*Job 1*. Print the source listing verbatim, from its first line up to and including the line containing "bar <box>869 148 898 741</box>".

*Given passage*.
--------------------------------

From perl@profvince.com

I don't think this is a bug. I think your second instance is a correct
instance of the behavior set forth in the File​::Spec documentation.

"File​::Spec​::Unix​::catfile​:

Concatenate one or more directory names and a filename to form a
complete path ending with a filename"

The documentation -- and this is true of File​::Spec itself, as well --
specifies that catfile() ought to take a non-zero list of directories
and a filename. Your second instance above does this.

I hadn't even realized that the documentation required at least one
directory entry, given the case of "no directory" is handled explicitly
both in catfile()'s implementation and tests. However, I'm pretty sure
many people write catfile(@​dirs, $file) without checking that @​dirs is
not empty. So, practically speaking, catfile() has to handle that case.

I can see several solutions :

- 1°) catfile() should always return canonical paths stripped from their
leading ./ when they are relative. It means that catfile() would
actually be reimplemented as canonpath(join '/', @​_). This is
consistent, but sometimes you need to prepend curdir() to a path in a
portable way, like when you want pass an executable to system() (as in
my original report).

--------------------------------

(Source records)
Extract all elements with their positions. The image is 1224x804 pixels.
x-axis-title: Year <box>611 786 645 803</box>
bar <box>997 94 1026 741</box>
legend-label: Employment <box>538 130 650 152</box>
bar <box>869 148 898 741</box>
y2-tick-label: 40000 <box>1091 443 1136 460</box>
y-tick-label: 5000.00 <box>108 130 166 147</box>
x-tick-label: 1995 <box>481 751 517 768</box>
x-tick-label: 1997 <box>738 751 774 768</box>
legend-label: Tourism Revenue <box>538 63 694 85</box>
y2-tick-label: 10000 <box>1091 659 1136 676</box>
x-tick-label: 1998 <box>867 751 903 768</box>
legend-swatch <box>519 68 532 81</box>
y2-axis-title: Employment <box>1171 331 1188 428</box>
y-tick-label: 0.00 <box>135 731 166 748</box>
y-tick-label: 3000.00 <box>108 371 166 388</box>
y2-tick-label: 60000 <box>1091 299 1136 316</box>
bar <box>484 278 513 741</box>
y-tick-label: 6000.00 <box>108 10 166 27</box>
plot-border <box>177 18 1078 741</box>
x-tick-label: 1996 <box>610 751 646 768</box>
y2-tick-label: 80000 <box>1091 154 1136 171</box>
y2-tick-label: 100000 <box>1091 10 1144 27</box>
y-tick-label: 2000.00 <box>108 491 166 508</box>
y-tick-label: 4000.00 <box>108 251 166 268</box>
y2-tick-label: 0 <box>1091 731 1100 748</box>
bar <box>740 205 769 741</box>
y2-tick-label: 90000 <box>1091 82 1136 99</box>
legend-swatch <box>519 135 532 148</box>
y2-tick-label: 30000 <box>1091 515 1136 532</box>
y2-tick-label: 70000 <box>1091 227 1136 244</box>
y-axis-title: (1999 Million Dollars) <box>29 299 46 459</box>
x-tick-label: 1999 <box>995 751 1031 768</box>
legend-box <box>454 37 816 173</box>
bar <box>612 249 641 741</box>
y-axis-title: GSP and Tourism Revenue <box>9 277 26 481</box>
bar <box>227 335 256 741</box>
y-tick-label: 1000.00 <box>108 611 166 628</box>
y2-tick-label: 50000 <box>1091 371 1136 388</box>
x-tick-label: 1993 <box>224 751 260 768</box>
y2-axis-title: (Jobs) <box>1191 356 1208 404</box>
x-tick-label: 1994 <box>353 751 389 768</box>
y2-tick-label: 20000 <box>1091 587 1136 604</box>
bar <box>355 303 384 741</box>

--------------------------------

*Job 2*. Output the passage of the catfile message word for word, from "- 1°) catfile()" up to and including "my original report).".

*Final result 1*.
Extract all elements with their positions. The image is 1224x804 pixels.
x-axis-title: Year <box>611 786 645 803</box>
bar <box>997 94 1026 741</box>
legend-label: Employment <box>538 130 650 152</box>
bar <box>869 148 898 741</box>

*Final result 2*.
- 1°) catfile() should always return canonical paths stripped from their
leading ./ when they are relative. It means that catfile() would
actually be reimplemented as canonpath(join '/', @​_). This is
consistent, but sometimes you need to prepend curdir() to a path in a
portable way, like when you want pass an executable to system() (as in
my original report).